>> Start PROVIDED INFORMATION

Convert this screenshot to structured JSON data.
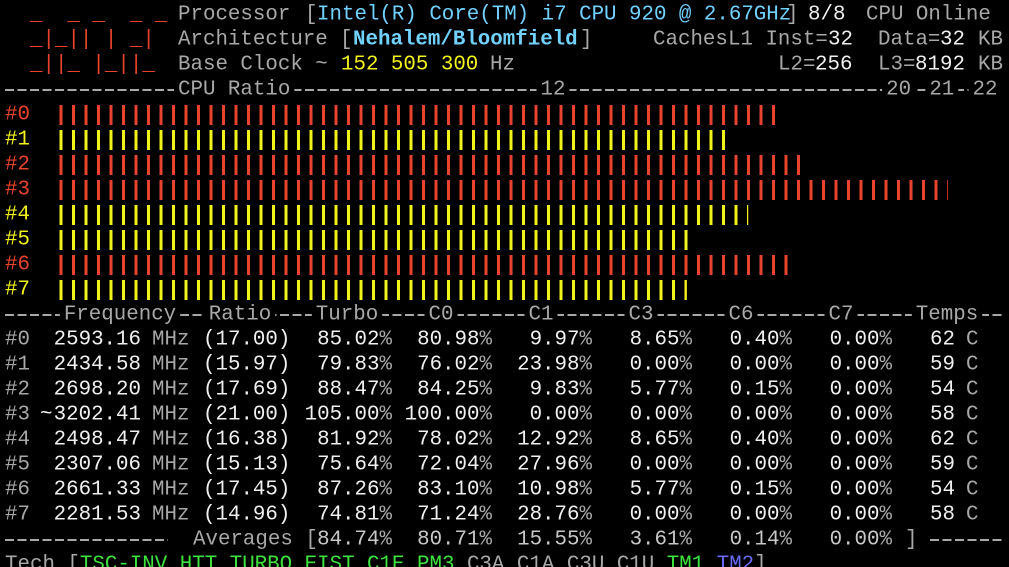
{
  "logo": [
    "_  _ _  _ _",
    "_|_|| | _|",
    "_||_ |_||_"
  ],
  "header": {
    "processor_label": "Processor",
    "open": "[",
    "close": "]",
    "processor": "Intel(R) Core(TM) i7 CPU 920 @ 2.67GHz",
    "online_count": "8/8",
    "online_label": "CPU Online",
    "architecture_label": "Architecture",
    "architecture": "Nehalem/Bloomfield",
    "caches_label": "Caches",
    "l1_inst_label": "L1 Inst=",
    "l1_inst": "32",
    "l1_data_label": "Data=",
    "l1_data": "32",
    "kb_unit": "KB",
    "base_clock_label": "Base Clock ~",
    "base_clock": "152 505 300",
    "hz_unit": "Hz",
    "l2_label": "L2=",
    "l2": "256",
    "l3_label": "L3=",
    "l3": "8192"
  },
  "cpu_ratio": {
    "title": "CPU Ratio",
    "ticks": [
      12,
      20,
      21,
      22
    ],
    "colors": [
      "#e8432c",
      "#f2f21c",
      "#e8432c",
      "#e8432c",
      "#f2f21c",
      "#f2f21c",
      "#e8432c",
      "#f2f21c"
    ]
  },
  "table": {
    "headers": [
      "Frequency",
      "Ratio",
      "Turbo",
      "C0",
      "C1",
      "C3",
      "C6",
      "C7",
      "Temps"
    ],
    "freq_unit": "MHz",
    "percent": "%",
    "temp_unit": "C",
    "rows": [
      {
        "cpu": "#0",
        "freq": "2593.16",
        "ratio": 17,
        "ratio_label": "(17.00)",
        "turbo": "85.02",
        "c0": "80.98",
        "c1": "9.97",
        "c3": "8.65",
        "c6": "0.40",
        "c7": "0.00",
        "temp": "62"
      },
      {
        "cpu": "#1",
        "freq": "2434.58",
        "ratio": 15.97,
        "ratio_label": "(15.97)",
        "turbo": "79.83",
        "c0": "76.02",
        "c1": "23.98",
        "c3": "0.00",
        "c6": "0.00",
        "c7": "0.00",
        "temp": "59"
      },
      {
        "cpu": "#2",
        "freq": "2698.20",
        "ratio": 17.69,
        "ratio_label": "(17.69)",
        "turbo": "88.47",
        "c0": "84.25",
        "c1": "9.83",
        "c3": "5.77",
        "c6": "0.15",
        "c7": "0.00",
        "temp": "54"
      },
      {
        "cpu": "#3",
        "marker": "~",
        "freq": "3202.41",
        "ratio": 21,
        "ratio_label": "(21.00)",
        "turbo": "105.00",
        "c0": "100.00",
        "c1": "0.00",
        "c3": "0.00",
        "c6": "0.00",
        "c7": "0.00",
        "temp": "58"
      },
      {
        "cpu": "#4",
        "freq": "2498.47",
        "ratio": 16.38,
        "ratio_label": "(16.38)",
        "turbo": "81.92",
        "c0": "78.02",
        "c1": "12.92",
        "c3": "8.65",
        "c6": "0.40",
        "c7": "0.00",
        "temp": "62"
      },
      {
        "cpu": "#5",
        "freq": "2307.06",
        "ratio": 15.13,
        "ratio_label": "(15.13)",
        "turbo": "75.64",
        "c0": "72.04",
        "c1": "27.96",
        "c3": "0.00",
        "c6": "0.00",
        "c7": "0.00",
        "temp": "59"
      },
      {
        "cpu": "#6",
        "freq": "2661.33",
        "ratio": 17.45,
        "ratio_label": "(17.45)",
        "turbo": "87.26",
        "c0": "83.10",
        "c1": "10.98",
        "c3": "5.77",
        "c6": "0.15",
        "c7": "0.00",
        "temp": "54"
      },
      {
        "cpu": "#7",
        "freq": "2281.53",
        "ratio": 14.96,
        "ratio_label": "(14.96)",
        "turbo": "74.81",
        "c0": "71.24",
        "c1": "28.76",
        "c3": "0.00",
        "c6": "0.00",
        "c7": "0.00",
        "temp": "58"
      }
    ]
  },
  "averages": {
    "label": "Averages [",
    "turbo": "84.74",
    "c0": "80.71",
    "c1": "15.55",
    "c3": "3.61",
    "c6": "0.14",
    "c7": "0.00",
    "close": "]"
  },
  "tech": {
    "label": "Tech [",
    "close": "]",
    "items": [
      {
        "name": "TSC-INV",
        "color": "#3ee23e"
      },
      {
        "name": "HTT",
        "color": "#3ee23e"
      },
      {
        "name": "TURBO",
        "color": "#3ee23e"
      },
      {
        "name": "EIST",
        "color": "#3ee23e"
      },
      {
        "name": "C1E",
        "color": "#3ee23e"
      },
      {
        "name": "PM3",
        "color": "#3ee23e"
      },
      {
        "name": "C3A",
        "color": "#a8a8a8"
      },
      {
        "name": "C1A",
        "color": "#a8a8a8"
      },
      {
        "name": "C3U",
        "color": "#a8a8a8"
      },
      {
        "name": "C1U",
        "color": "#a8a8a8"
      },
      {
        "name": "TM1",
        "color": "#3ee23e"
      },
      {
        "name": "TM2",
        "color": "#6a6aff"
      }
    ]
  }
}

>> End PROVIDED INFORMATION

- THE EXERCISE -
The records above must be echoed exactly, minus their pictures.

- SOLUTION BELOW -
Convert this screenshot to structured JSON data.
{
  "logo": [
    "_  _ _  _ _",
    "_|_|| | _|",
    "_||_ |_||_"
  ],
  "header": {
    "processor_label": "Processor",
    "open": "[",
    "close": "]",
    "processor": "Intel(R) Core(TM) i7 CPU 920 @ 2.67GHz",
    "online_count": "8/8",
    "online_label": "CPU Online",
    "architecture_label": "Architecture",
    "architecture": "Nehalem/Bloomfield",
    "caches_label": "Caches",
    "l1_inst_label": "L1 Inst=",
    "l1_inst": "32",
    "l1_data_label": "Data=",
    "l1_data": "32",
    "kb_unit": "KB",
    "base_clock_label": "Base Clock ~",
    "base_clock": "152 505 300",
    "hz_unit": "Hz",
    "l2_label": "L2=",
    "l2": "256",
    "l3_label": "L3=",
    "l3": "8192"
  },
  "cpu_ratio": {
    "title": "CPU Ratio",
    "ticks": [
      12,
      20,
      21,
      22
    ],
    "colors": [
      "#e8432c",
      "#f2f21c",
      "#e8432c",
      "#e8432c",
      "#f2f21c",
      "#f2f21c",
      "#e8432c",
      "#f2f21c"
    ]
  },
  "table": {
    "headers": [
      "Frequency",
      "Ratio",
      "Turbo",
      "C0",
      "C1",
      "C3",
      "C6",
      "C7",
      "Temps"
    ],
    "freq_unit": "MHz",
    "percent": "%",
    "temp_unit": "C",
    "rows": [
      {
        "cpu": "#0",
        "freq": "2593.16",
        "ratio": 17,
        "ratio_label": "(17.00)",
        "turbo": "85.02",
        "c0": "80.98",
        "c1": "9.97",
        "c3": "8.65",
        "c6": "0.40",
        "c7": "0.00",
        "temp": "62"
      },
      {
        "cpu": "#1",
        "freq": "2434.58",
        "ratio": 15.97,
        "ratio_label": "(15.97)",
        "turbo": "79.83",
        "c0": "76.02",
        "c1": "23.98",
        "c3": "0.00",
        "c6": "0.00",
        "c7": "0.00",
        "temp": "59"
      },
      {
        "cpu": "#2",
        "freq": "2698.20",
        "ratio": 17.69,
        "ratio_label": "(17.69)",
        "turbo": "88.47",
        "c0": "84.25",
        "c1": "9.83",
        "c3": "5.77",
        "c6": "0.15",
        "c7": "0.00",
        "temp": "54"
      },
      {
        "cpu": "#3",
        "marker": "~",
        "freq": "3202.41",
        "ratio": 21,
        "ratio_label": "(21.00)",
        "turbo": "105.00",
        "c0": "100.00",
        "c1": "0.00",
        "c3": "0.00",
        "c6": "0.00",
        "c7": "0.00",
        "temp": "58"
      },
      {
        "cpu": "#4",
        "freq": "2498.47",
        "ratio": 16.38,
        "ratio_label": "(16.38)",
        "turbo": "81.92",
        "c0": "78.02",
        "c1": "12.92",
        "c3": "8.65",
        "c6": "0.40",
        "c7": "0.00",
        "temp": "62"
      },
      {
        "cpu": "#5",
        "freq": "2307.06",
        "ratio": 15.13,
        "ratio_label": "(15.13)",
        "turbo": "75.64",
        "c0": "72.04",
        "c1": "27.96",
        "c3": "0.00",
        "c6": "0.00",
        "c7": "0.00",
        "temp": "59"
      },
      {
        "cpu": "#6",
        "freq": "2661.33",
        "ratio": 17.45,
        "ratio_label": "(17.45)",
        "turbo": "87.26",
        "c0": "83.10",
        "c1": "10.98",
        "c3": "5.77",
        "c6": "0.15",
        "c7": "0.00",
        "temp": "54"
      },
      {
        "cpu": "#7",
        "freq": "2281.53",
        "ratio": 14.96,
        "ratio_label": "(14.96)",
        "turbo": "74.81",
        "c0": "71.24",
        "c1": "28.76",
        "c3": "0.00",
        "c6": "0.00",
        "c7": "0.00",
        "temp": "58"
      }
    ]
  },
  "averages": {
    "label": "Averages [",
    "turbo": "84.74",
    "c0": "80.71",
    "c1": "15.55",
    "c3": "3.61",
    "c6": "0.14",
    "c7": "0.00",
    "close": "]"
  },
  "tech": {
    "label": "Tech [",
    "close": "]",
    "items": [
      {
        "name": "TSC-INV",
        "color": "#3ee23e"
      },
      {
        "name": "HTT",
        "color": "#3ee23e"
      },
      {
        "name": "TURBO",
        "color": "#3ee23e"
      },
      {
        "name": "EIST",
        "color": "#3ee23e"
      },
      {
        "name": "C1E",
        "color": "#3ee23e"
      },
      {
        "name": "PM3",
        "color": "#3ee23e"
      },
      {
        "name": "C3A",
        "color": "#a8a8a8"
      },
      {
        "name": "C1A",
        "color": "#a8a8a8"
      },
      {
        "name": "C3U",
        "color": "#a8a8a8"
      },
      {
        "name": "C1U",
        "color": "#a8a8a8"
      },
      {
        "name": "TM1",
        "color": "#3ee23e"
      },
      {
        "name": "TM2",
        "color": "#6a6aff"
      }
    ]
  }
}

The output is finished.